» **What you will do**:
Reproduce all entries verbatim, with nothing added or dropped.
____________________
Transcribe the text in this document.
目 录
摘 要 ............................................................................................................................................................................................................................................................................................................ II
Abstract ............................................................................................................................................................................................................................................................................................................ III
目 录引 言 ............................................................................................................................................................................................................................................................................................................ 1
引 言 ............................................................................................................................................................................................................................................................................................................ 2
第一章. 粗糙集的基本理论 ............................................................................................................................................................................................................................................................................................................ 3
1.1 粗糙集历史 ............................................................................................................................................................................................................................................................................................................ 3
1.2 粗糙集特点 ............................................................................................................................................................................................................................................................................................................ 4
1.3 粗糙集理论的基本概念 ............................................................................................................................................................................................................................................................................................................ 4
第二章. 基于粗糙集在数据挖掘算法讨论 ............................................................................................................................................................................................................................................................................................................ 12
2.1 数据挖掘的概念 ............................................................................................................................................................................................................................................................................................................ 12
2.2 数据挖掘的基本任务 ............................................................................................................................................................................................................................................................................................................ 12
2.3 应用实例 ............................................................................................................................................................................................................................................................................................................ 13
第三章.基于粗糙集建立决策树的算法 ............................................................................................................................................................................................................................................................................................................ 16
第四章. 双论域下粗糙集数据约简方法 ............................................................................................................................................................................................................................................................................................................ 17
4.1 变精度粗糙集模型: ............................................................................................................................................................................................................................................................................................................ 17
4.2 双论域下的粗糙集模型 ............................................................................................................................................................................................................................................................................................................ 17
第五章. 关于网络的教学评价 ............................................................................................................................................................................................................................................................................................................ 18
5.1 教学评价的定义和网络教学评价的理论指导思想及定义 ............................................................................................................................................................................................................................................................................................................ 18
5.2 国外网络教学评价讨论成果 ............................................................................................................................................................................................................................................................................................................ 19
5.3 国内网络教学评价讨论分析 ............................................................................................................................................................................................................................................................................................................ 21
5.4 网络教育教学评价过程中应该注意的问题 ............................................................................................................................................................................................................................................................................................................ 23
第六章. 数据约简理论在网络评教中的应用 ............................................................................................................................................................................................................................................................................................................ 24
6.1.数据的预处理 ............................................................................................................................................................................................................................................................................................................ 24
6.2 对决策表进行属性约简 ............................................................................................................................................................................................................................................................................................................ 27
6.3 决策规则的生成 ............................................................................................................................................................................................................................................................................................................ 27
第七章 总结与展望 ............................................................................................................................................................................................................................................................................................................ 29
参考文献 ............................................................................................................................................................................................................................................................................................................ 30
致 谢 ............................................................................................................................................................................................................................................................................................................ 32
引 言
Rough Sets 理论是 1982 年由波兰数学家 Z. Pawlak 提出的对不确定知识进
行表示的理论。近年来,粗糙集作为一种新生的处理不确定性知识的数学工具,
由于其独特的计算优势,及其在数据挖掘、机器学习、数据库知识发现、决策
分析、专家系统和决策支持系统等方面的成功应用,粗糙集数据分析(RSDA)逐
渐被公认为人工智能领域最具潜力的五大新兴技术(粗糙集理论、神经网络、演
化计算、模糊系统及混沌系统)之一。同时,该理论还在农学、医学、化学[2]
____________________
» **Task solution**:
Transcribe the text in this document.
目 录
摘 要 ............................................................................................................................................................................................................................................................................................................ II
Abstract ............................................................................................................................................................................................................................................................................................................ III
目 录引 言 ............................................................................................................................................................................................................................................................................................................ 1
引 言 ............................................................................................................................................................................................................................................................................................................ 2
第一章. 粗糙集的基本理论 ............................................................................................................................................................................................................................................................................................................ 3
1.1 粗糙集历史 ............................................................................................................................................................................................................................................................................................................ 3
1.2 粗糙集特点 ............................................................................................................................................................................................................................................................................................................ 4
1.3 粗糙集理论的基本概念 ............................................................................................................................................................................................................................................................................................................ 4
第二章. 基于粗糙集在数据挖掘算法讨论 ............................................................................................................................................................................................................................................................................................................ 12
2.1 数据挖掘的概念 ............................................................................................................................................................................................................................................................................................................ 12
2.2 数据挖掘的基本任务 ............................................................................................................................................................................................................................................................................................................ 12
2.3 应用实例 ............................................................................................................................................................................................................................................................................................................ 13
第三章.基于粗糙集建立决策树的算法 ............................................................................................................................................................................................................................................................................................................ 16
第四章. 双论域下粗糙集数据约简方法 ............................................................................................................................................................................................................................................................................................................ 17
4.1 变精度粗糙集模型: ............................................................................................................................................................................................................................................................................................................ 17
4.2 双论域下的粗糙集模型 ............................................................................................................................................................................................................................................................................................................ 17
第五章. 关于网络的教学评价 ............................................................................................................................................................................................................................................................................................................ 18
5.1 教学评价的定义和网络教学评价的理论指导思想及定义 ............................................................................................................................................................................................................................................................................................................ 18
5.2 国外网络教学评价讨论成果 ............................................................................................................................................................................................................................................................................................................ 19
5.3 国内网络教学评价讨论分析 ............................................................................................................................................................................................................................................................................................................ 21
5.4 网络教育教学评价过程中应该注意的问题 ............................................................................................................................................................................................................................................................................................................ 23
第六章. 数据约简理论在网络评教中的应用 ............................................................................................................................................................................................................................................................................................................ 24
6.1.数据的预处理 ............................................................................................................................................................................................................................................................................................................ 24
6.2 对决策表进行属性约简 ............................................................................................................................................................................................................................................................................................................ 27
6.3 决策规则的生成 ............................................................................................................................................................................................................................................................................................................ 27
第七章 总结与展望 ............................................................................................................................................................................................................................................................................................................ 29
参考文献 ............................................................................................................................................................................................................................................................................................................ 30
致 谢 ............................................................................................................................................................................................................................................................................................................ 32
引 言
Rough Sets 理论是 1982 年由波兰数学家 Z. Pawlak 提出的对不确定知识进
行表示的理论。近年来,粗糙集作为一种新生的处理不确定性知识的数学工具,
由于其独特的计算优势,及其在数据挖掘、机器学习、数据库知识发现、决策
分析、专家系统和决策支持系统等方面的成功应用,粗糙集数据分析(RSDA)逐
渐被公认为人工智能领域最具潜力的五大新兴技术(粗糙集理论、神经网络、演
化计算、模糊系统及混沌系统)之一。同时,该理论还在农学、医学、化学[2]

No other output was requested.